◆ Written request
Reproduce the records below exactly, everything from the line containing "Patent image size: (1020, 1213)." down to the line containing "The wearable VR", with both of those lines included.
--- start of Provided entries ---
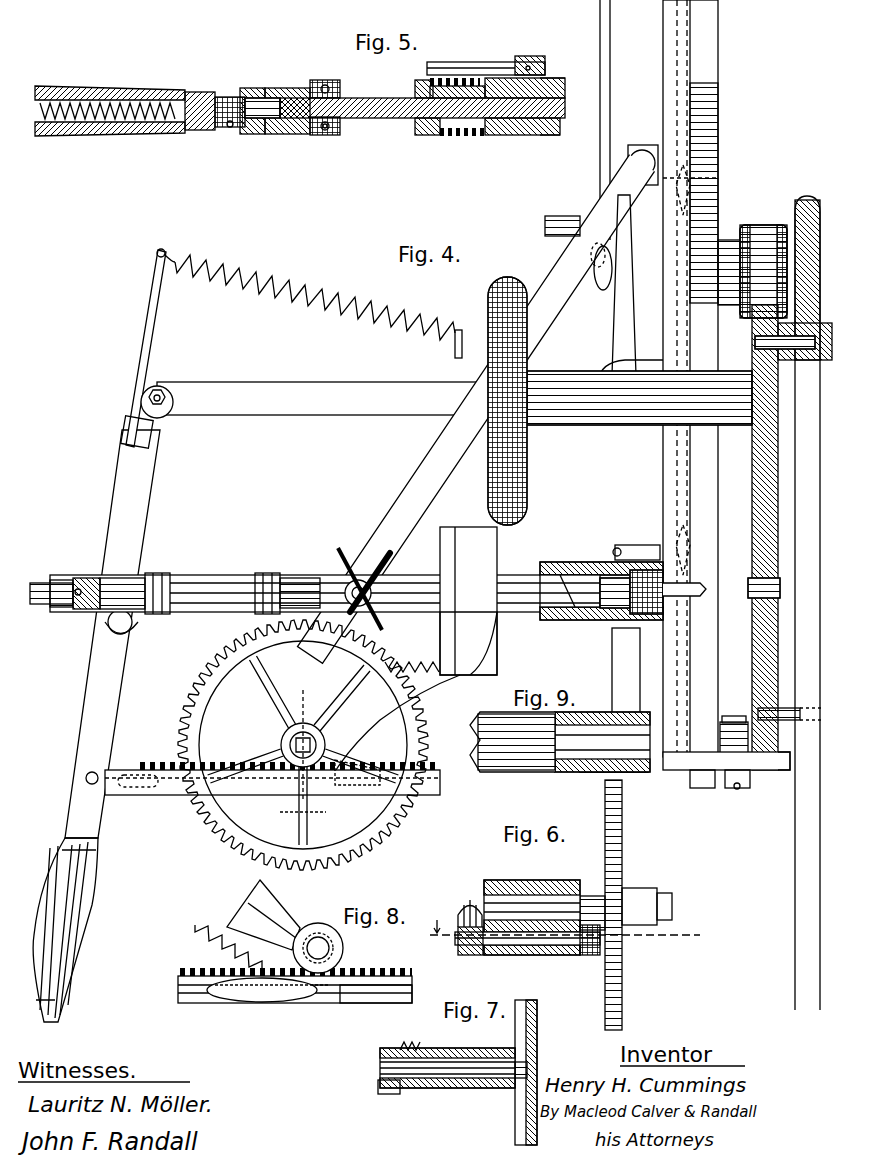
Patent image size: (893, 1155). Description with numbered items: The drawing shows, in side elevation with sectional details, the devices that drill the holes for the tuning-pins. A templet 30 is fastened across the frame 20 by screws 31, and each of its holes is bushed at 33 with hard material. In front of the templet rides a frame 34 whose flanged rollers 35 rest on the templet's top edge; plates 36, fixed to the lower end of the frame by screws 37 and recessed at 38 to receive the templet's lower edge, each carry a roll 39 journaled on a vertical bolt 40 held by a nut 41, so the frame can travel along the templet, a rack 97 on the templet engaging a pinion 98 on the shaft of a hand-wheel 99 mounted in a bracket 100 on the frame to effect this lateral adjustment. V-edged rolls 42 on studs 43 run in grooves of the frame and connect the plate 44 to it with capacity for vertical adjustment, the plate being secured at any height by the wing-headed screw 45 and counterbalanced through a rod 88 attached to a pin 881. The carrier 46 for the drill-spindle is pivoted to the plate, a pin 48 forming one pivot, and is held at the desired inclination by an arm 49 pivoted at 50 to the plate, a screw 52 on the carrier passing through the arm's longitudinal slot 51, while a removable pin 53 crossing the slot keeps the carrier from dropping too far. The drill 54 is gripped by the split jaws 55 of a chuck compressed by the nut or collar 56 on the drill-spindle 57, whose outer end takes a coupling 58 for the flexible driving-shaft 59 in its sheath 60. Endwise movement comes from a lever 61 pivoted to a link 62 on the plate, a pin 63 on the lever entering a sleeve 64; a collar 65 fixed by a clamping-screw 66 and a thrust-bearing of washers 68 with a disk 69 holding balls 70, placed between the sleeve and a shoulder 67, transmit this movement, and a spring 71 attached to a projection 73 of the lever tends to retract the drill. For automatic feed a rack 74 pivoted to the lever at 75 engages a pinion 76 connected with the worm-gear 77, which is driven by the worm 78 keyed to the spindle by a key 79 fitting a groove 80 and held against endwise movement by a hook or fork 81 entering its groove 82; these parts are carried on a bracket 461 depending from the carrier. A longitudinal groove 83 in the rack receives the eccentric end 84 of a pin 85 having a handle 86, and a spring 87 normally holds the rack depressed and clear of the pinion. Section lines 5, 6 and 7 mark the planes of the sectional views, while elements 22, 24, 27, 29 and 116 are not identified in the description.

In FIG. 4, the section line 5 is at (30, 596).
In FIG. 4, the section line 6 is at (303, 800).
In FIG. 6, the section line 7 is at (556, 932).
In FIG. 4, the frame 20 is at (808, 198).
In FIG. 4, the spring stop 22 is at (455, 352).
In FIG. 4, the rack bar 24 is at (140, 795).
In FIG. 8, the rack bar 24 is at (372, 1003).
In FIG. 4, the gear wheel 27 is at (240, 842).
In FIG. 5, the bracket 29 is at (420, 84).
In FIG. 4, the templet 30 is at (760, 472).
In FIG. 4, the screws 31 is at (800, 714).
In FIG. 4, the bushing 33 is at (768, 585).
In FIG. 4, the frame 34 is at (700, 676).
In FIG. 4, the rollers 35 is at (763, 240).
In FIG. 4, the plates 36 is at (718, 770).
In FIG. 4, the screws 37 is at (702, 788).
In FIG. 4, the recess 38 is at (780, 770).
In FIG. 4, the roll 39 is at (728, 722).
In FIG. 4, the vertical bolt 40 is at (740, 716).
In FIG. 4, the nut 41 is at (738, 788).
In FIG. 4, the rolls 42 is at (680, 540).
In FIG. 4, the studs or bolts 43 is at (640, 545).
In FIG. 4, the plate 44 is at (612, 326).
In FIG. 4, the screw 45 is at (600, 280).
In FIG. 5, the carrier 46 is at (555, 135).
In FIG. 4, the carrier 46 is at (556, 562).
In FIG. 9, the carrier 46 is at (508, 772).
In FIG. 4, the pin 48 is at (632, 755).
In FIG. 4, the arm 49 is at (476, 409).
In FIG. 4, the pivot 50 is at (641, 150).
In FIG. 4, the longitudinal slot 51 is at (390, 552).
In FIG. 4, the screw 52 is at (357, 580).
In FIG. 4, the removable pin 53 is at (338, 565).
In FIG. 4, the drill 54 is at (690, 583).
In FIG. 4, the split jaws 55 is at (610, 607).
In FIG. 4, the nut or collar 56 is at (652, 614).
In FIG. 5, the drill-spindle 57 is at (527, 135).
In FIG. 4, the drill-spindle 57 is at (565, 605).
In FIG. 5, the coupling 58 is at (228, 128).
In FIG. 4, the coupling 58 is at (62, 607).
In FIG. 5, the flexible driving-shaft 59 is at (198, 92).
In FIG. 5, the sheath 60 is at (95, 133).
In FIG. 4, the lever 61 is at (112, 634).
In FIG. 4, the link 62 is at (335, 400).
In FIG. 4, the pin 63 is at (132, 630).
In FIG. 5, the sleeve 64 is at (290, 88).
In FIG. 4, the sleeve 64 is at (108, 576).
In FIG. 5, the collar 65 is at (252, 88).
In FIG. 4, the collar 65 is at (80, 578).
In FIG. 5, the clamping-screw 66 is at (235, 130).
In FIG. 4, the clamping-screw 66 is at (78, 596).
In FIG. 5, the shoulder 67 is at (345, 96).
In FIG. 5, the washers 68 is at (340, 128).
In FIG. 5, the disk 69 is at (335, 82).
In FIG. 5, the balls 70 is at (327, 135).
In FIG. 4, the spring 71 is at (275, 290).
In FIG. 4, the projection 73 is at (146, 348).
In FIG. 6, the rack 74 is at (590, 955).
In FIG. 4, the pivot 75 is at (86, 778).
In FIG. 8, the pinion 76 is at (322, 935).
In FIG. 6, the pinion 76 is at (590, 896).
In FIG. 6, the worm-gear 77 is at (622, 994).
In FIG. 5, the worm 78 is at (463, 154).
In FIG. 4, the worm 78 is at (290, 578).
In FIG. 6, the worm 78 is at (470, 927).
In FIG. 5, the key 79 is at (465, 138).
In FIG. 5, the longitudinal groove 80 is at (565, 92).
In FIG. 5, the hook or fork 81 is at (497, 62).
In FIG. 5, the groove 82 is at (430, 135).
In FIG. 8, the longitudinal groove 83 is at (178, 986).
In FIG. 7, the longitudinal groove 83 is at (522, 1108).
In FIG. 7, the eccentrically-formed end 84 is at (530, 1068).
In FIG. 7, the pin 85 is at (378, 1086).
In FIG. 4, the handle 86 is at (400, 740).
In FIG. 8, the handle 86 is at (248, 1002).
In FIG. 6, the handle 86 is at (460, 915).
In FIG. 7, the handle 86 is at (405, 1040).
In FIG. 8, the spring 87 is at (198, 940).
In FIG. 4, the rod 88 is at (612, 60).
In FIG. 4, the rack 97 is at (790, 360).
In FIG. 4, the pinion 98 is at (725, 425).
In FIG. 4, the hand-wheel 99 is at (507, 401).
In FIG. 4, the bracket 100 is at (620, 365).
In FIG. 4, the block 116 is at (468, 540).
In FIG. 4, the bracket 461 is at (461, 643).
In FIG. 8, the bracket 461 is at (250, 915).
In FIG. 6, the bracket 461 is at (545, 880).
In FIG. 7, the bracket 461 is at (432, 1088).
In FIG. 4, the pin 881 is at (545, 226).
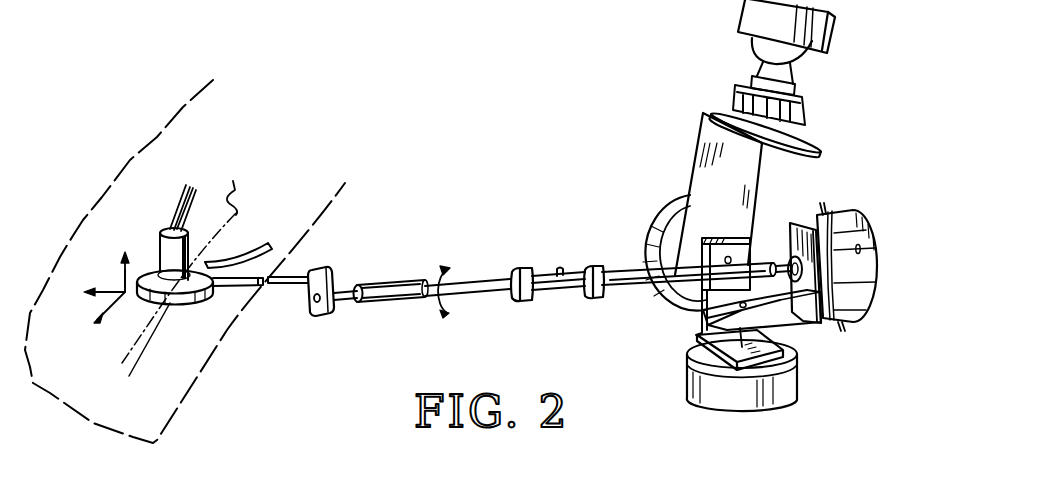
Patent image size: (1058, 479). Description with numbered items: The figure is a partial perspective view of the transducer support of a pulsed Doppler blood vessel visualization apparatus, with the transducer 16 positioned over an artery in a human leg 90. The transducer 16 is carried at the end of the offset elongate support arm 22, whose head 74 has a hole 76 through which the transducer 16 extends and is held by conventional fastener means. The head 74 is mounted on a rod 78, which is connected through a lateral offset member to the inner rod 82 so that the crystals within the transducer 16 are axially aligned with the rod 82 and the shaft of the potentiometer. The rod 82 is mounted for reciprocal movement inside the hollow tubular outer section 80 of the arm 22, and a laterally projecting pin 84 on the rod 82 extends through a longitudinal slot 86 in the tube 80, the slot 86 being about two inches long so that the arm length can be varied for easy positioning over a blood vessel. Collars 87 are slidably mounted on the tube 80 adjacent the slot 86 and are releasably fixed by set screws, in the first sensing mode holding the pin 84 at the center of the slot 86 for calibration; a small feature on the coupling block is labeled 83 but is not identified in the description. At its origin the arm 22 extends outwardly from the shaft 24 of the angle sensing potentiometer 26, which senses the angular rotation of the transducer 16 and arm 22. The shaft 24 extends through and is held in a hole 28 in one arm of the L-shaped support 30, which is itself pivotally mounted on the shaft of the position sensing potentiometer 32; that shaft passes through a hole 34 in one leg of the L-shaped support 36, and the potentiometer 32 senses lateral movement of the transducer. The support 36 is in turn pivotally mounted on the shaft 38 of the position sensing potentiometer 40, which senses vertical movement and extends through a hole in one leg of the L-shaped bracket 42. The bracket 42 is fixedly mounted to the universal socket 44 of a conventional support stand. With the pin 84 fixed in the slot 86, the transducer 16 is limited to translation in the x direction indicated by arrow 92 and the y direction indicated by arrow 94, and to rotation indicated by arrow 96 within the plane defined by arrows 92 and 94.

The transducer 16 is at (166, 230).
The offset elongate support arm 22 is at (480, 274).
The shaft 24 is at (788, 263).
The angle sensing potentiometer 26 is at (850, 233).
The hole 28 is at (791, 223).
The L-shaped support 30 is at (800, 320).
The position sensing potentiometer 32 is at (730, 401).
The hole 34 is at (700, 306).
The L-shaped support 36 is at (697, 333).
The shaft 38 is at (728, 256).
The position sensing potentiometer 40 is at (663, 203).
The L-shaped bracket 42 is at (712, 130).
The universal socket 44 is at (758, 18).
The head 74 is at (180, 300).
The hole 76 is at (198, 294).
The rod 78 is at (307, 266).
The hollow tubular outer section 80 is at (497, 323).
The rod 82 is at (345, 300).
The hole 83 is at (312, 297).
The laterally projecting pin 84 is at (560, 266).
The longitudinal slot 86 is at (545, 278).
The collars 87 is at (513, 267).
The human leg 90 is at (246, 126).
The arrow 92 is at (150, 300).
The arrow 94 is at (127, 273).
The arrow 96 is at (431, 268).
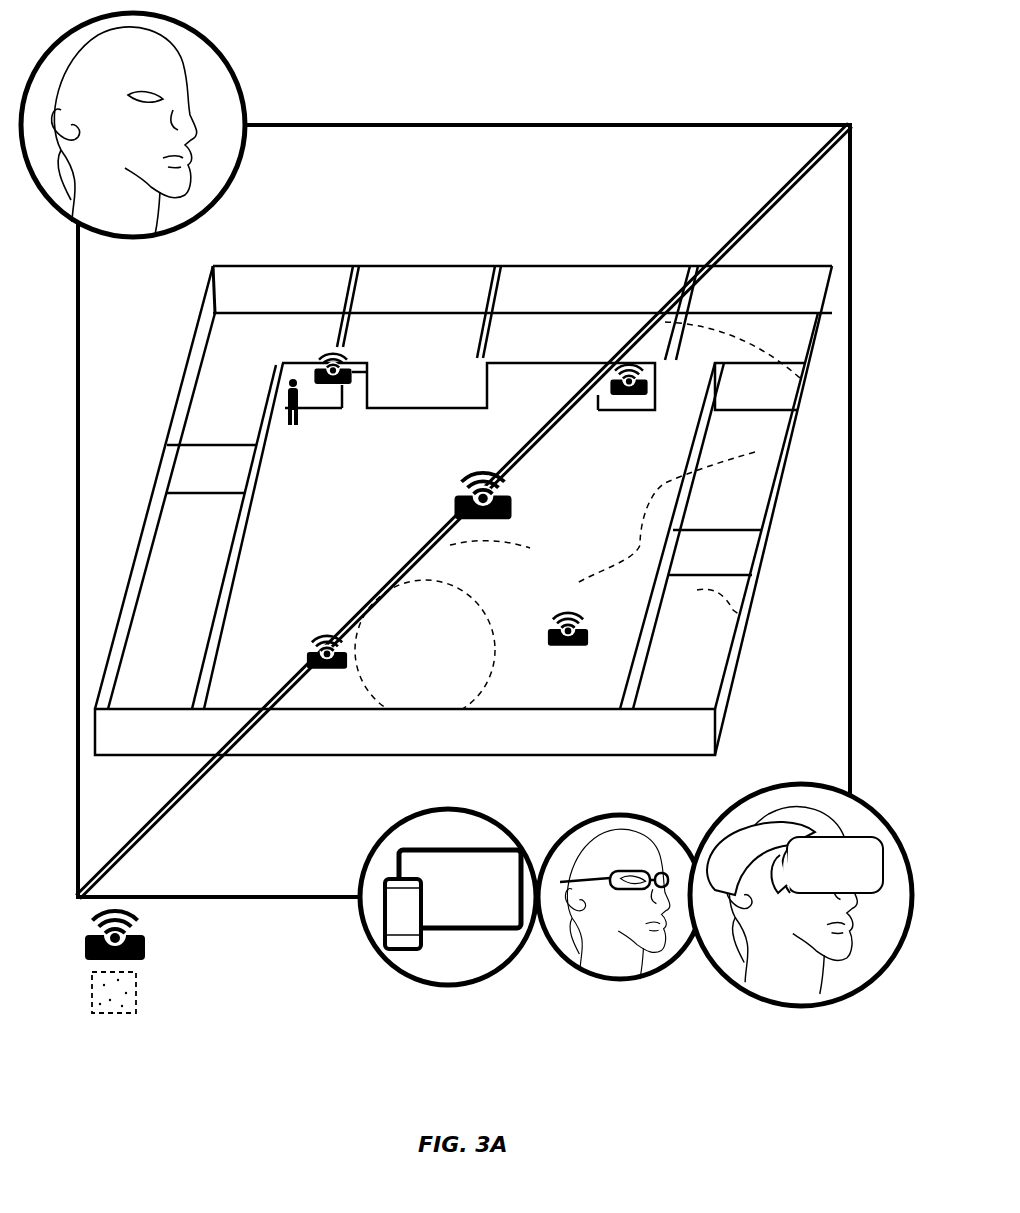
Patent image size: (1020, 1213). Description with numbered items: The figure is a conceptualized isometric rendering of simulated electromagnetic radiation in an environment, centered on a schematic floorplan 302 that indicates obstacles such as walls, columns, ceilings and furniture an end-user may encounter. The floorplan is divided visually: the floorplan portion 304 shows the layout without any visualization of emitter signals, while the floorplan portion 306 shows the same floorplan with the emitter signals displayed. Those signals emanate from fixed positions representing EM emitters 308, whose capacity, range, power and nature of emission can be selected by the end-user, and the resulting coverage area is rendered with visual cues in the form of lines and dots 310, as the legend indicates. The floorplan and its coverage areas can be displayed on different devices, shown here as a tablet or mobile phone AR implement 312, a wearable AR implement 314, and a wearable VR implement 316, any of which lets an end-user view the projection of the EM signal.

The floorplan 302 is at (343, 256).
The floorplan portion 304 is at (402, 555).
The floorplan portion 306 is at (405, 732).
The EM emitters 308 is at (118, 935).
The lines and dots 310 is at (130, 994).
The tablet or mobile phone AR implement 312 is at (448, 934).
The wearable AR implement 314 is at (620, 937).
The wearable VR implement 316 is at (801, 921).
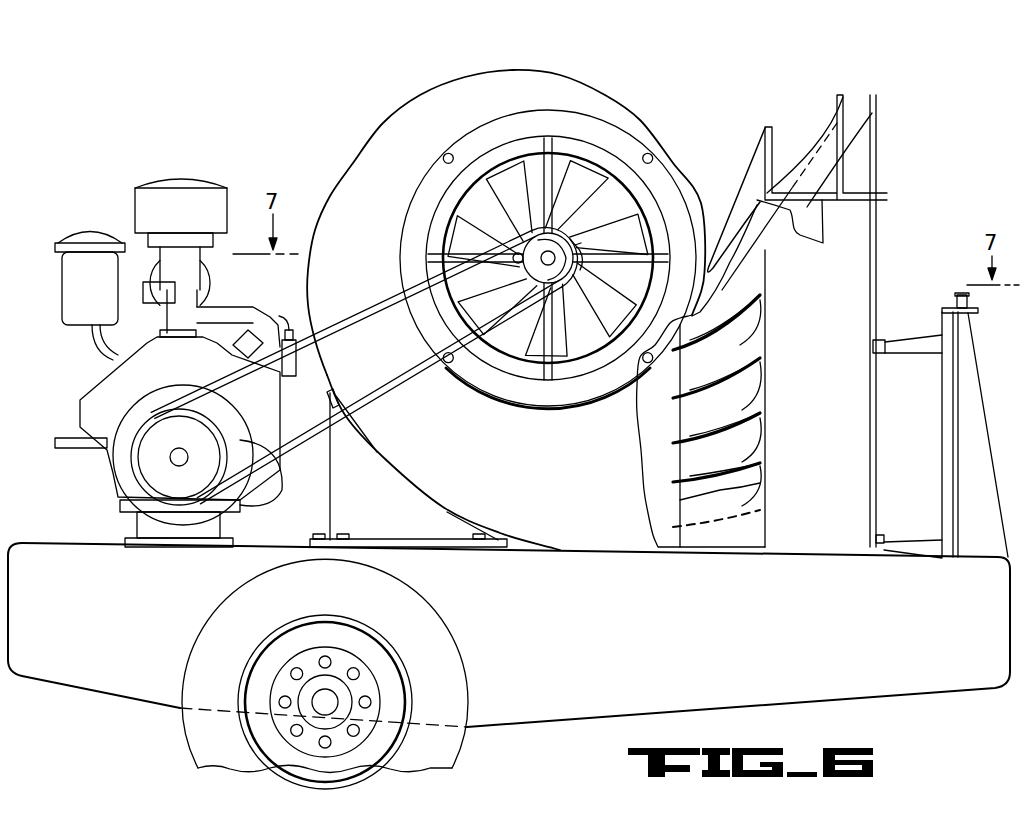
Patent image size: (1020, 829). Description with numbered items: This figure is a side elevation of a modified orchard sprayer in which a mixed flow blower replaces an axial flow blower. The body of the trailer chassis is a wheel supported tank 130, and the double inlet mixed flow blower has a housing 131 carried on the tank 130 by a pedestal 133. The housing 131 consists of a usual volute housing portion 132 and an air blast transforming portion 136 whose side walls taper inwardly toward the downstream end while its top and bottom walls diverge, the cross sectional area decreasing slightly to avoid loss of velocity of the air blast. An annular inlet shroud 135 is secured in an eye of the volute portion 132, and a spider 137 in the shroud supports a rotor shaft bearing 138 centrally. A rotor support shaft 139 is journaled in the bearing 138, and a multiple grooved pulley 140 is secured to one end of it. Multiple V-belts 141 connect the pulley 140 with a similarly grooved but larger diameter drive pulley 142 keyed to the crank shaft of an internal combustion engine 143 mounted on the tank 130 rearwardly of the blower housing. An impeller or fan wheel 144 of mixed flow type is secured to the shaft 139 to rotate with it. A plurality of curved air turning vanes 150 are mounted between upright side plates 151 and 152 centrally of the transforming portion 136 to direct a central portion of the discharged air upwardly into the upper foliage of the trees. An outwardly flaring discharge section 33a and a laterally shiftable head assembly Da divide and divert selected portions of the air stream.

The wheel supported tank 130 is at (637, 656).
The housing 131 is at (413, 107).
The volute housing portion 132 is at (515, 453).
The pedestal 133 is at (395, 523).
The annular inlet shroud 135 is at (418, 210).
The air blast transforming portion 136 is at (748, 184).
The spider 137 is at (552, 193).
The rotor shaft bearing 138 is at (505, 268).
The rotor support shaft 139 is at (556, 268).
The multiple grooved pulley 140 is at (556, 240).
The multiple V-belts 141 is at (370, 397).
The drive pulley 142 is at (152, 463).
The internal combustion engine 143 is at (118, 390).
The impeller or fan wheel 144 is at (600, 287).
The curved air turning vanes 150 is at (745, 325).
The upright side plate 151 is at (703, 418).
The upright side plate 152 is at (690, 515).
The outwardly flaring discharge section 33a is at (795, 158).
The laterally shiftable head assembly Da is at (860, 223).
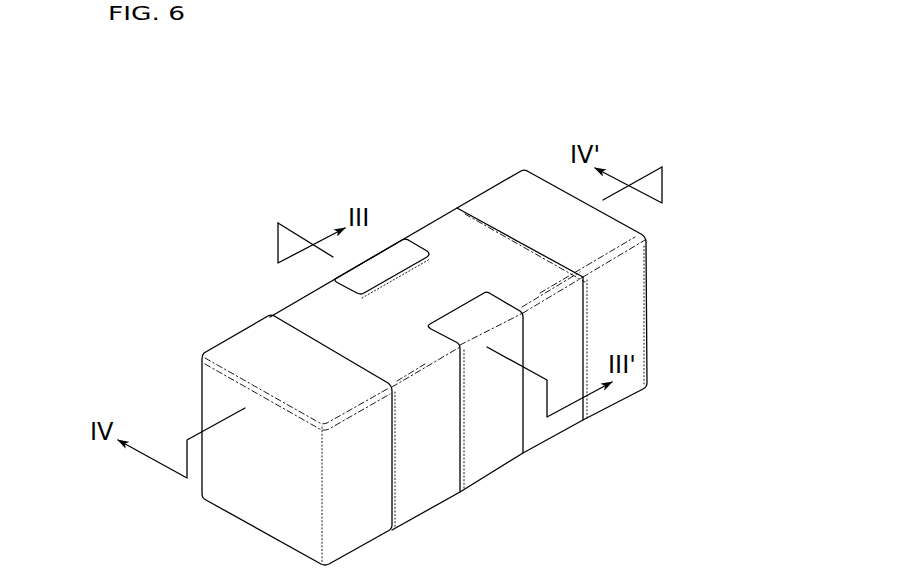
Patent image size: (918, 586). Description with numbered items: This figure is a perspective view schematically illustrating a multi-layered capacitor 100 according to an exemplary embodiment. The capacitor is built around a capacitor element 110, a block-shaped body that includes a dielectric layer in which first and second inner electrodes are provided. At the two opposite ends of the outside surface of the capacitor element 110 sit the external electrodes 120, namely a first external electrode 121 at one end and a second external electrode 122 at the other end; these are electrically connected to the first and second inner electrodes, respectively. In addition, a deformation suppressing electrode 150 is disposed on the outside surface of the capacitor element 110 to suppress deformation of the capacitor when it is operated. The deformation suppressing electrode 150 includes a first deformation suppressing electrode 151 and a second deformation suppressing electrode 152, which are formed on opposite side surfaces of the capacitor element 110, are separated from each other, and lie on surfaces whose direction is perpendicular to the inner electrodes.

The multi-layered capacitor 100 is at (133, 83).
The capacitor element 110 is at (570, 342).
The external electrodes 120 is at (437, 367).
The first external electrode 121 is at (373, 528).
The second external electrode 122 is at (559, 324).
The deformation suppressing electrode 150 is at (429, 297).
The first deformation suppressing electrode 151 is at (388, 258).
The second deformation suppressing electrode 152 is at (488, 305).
--- end of Provided entries ---
◆ Exercise solution
Patent image size: (1020, 1213). Description with numbered items: The figure is a conceptualized isometric rendering of simulated electromagnetic radiation in an environment, centered on a schematic floorplan 302 that indicates obstacles such as walls, columns, ceilings and furniture an end-user may encounter. The floorplan is divided visually: the floorplan portion 304 shows the layout without any visualization of emitter signals, while the floorplan portion 306 shows the same floorplan with the emitter signals displayed. Those signals emanate from fixed positions representing EM emitters 308, whose capacity, range, power and nature of emission can be selected by the end-user, and the resulting coverage area is rendered with visual cues in the form of lines and dots 310, as the legend indicates. The floorplan and its coverage areas can be displayed on different devices, shown here as a tablet or mobile phone AR implement 312, a wearable AR implement 314, and a wearable VR implement 316, any of which lets an end-user view the projection of the EM signal.

The floorplan 302 is at (343, 256).
The floorplan portion 304 is at (402, 555).
The floorplan portion 306 is at (405, 732).
The EM emitters 308 is at (118, 935).
The lines and dots 310 is at (130, 994).
The tablet or mobile phone AR implement 312 is at (448, 934).
The wearable AR implement 314 is at (620, 937).
The wearable VR implement 316 is at (801, 921).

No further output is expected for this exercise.